Given instruction: Find the word "group" in the listing; pull out each line holding it.
--
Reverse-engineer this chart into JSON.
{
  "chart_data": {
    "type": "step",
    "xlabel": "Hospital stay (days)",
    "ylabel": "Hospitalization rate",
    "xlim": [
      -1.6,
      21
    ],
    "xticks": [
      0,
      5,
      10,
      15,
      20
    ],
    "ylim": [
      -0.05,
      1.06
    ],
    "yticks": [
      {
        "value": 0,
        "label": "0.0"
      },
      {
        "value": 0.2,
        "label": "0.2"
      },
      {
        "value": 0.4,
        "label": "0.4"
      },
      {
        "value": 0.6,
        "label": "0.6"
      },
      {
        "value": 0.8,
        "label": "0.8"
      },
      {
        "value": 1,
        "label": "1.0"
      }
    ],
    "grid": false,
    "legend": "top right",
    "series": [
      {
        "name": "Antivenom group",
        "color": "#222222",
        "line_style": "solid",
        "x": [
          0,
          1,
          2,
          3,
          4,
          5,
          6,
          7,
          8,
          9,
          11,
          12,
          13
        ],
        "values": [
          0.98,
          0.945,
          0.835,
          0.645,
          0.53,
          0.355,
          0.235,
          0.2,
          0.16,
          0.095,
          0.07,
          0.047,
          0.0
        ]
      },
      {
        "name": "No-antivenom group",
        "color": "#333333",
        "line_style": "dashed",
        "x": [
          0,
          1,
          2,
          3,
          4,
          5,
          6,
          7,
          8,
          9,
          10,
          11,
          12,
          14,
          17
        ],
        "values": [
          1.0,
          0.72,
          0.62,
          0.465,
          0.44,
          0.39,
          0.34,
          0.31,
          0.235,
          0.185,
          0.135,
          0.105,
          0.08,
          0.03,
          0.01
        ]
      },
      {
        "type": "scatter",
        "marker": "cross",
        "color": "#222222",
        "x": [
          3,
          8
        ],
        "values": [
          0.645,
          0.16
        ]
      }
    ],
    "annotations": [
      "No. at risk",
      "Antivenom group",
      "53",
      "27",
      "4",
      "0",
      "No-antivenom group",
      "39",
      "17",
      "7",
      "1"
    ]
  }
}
--
Full solution:
        "name": "Antivenom group",
        "name": "No-antivenom group",
      "Antivenom group",
      "No-antivenom group",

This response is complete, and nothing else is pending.